## Begin LISTING

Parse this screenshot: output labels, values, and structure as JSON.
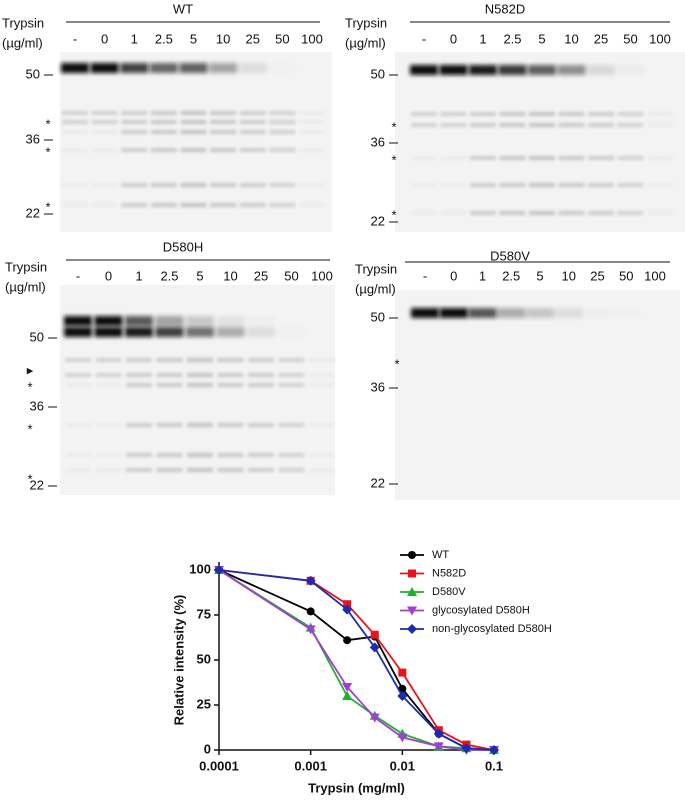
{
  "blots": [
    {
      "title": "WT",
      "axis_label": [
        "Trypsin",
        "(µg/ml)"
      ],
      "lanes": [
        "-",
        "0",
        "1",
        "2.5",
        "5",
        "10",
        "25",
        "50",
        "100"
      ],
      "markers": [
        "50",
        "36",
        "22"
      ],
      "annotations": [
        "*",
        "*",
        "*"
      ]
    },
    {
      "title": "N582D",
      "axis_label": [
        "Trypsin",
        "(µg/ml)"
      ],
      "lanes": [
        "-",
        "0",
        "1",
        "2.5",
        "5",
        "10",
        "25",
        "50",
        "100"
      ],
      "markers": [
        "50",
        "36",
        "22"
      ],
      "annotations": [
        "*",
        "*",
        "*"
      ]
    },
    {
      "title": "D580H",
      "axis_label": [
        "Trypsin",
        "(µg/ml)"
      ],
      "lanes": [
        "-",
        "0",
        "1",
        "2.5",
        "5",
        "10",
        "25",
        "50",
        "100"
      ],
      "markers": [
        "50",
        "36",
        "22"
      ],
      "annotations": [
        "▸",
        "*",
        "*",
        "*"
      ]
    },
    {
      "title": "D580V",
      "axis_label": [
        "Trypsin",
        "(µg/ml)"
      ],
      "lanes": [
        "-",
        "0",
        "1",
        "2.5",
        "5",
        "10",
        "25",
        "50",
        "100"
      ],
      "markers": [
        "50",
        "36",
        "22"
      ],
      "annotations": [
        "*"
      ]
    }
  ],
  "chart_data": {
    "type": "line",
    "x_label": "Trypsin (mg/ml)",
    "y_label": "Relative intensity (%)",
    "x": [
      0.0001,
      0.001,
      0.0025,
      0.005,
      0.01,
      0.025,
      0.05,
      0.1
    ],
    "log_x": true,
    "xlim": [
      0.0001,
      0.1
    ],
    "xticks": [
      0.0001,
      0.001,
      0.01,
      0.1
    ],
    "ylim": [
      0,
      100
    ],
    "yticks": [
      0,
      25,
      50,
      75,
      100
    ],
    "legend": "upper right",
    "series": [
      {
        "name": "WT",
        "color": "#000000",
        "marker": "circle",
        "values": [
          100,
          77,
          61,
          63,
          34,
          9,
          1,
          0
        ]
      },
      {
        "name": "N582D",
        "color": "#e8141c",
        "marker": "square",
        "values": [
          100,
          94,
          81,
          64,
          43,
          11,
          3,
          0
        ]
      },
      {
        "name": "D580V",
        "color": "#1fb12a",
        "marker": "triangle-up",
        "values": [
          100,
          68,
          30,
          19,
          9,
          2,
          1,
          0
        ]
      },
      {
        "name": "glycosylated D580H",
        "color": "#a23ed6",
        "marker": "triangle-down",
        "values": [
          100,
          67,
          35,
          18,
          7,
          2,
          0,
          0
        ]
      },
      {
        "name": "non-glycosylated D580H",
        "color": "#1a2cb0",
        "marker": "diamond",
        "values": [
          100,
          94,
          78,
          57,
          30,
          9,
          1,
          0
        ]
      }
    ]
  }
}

## End LISTING
## Begin LISTING

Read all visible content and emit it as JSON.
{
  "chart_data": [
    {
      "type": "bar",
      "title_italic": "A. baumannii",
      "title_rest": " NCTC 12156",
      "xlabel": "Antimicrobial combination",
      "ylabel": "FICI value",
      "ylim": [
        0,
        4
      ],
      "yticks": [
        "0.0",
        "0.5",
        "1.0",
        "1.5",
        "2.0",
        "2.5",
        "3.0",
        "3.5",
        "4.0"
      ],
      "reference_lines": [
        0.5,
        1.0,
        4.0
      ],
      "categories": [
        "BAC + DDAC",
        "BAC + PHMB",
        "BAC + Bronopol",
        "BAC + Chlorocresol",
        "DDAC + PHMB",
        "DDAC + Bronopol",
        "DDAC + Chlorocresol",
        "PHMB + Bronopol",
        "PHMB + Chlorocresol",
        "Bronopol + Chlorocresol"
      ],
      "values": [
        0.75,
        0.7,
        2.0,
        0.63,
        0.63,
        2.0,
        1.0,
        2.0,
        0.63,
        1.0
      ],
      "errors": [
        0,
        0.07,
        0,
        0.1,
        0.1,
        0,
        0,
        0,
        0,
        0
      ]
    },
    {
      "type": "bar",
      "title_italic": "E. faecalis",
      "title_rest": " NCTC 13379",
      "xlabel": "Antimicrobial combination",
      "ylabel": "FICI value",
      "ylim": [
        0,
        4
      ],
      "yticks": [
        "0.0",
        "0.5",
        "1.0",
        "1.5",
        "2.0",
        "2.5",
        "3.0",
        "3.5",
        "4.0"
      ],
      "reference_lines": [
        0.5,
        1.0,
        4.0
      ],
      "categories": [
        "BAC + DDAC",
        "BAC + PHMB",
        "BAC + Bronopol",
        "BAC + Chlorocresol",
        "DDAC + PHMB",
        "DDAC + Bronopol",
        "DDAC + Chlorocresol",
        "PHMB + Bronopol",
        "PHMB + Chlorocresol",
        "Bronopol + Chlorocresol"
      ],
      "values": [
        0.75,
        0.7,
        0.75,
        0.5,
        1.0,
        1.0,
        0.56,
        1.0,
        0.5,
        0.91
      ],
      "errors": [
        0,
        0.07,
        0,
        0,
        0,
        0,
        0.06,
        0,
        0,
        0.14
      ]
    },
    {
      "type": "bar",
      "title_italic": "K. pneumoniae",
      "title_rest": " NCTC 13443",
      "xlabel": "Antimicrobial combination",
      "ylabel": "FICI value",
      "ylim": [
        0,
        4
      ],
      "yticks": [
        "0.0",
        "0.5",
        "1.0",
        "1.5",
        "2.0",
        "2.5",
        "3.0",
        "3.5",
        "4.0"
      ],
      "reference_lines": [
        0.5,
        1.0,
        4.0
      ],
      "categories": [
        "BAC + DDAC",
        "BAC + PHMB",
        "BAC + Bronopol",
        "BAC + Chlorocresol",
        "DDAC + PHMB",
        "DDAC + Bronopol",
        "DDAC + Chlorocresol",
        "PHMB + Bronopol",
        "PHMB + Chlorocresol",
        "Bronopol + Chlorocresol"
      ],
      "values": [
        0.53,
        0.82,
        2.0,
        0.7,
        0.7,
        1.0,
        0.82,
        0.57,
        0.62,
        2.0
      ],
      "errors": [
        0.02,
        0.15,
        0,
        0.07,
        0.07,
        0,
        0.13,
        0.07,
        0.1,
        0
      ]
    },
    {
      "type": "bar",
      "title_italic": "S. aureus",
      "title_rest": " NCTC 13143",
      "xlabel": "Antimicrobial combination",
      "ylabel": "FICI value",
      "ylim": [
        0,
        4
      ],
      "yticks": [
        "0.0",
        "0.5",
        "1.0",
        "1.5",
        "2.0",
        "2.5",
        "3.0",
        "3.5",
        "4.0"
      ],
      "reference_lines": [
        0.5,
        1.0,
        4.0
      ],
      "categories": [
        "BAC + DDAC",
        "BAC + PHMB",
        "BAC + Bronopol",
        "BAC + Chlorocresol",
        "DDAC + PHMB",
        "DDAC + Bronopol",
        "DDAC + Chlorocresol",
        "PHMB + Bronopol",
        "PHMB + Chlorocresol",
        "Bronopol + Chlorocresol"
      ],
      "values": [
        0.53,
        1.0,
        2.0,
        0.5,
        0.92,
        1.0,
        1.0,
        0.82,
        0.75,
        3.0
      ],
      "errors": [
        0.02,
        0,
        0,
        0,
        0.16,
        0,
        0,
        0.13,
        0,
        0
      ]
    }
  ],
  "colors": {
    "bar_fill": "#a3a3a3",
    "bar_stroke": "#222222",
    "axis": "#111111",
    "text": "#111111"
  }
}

## End LISTING

Across all the entries, count the lines that contain the word "glycosylated" and give the number by itself.

2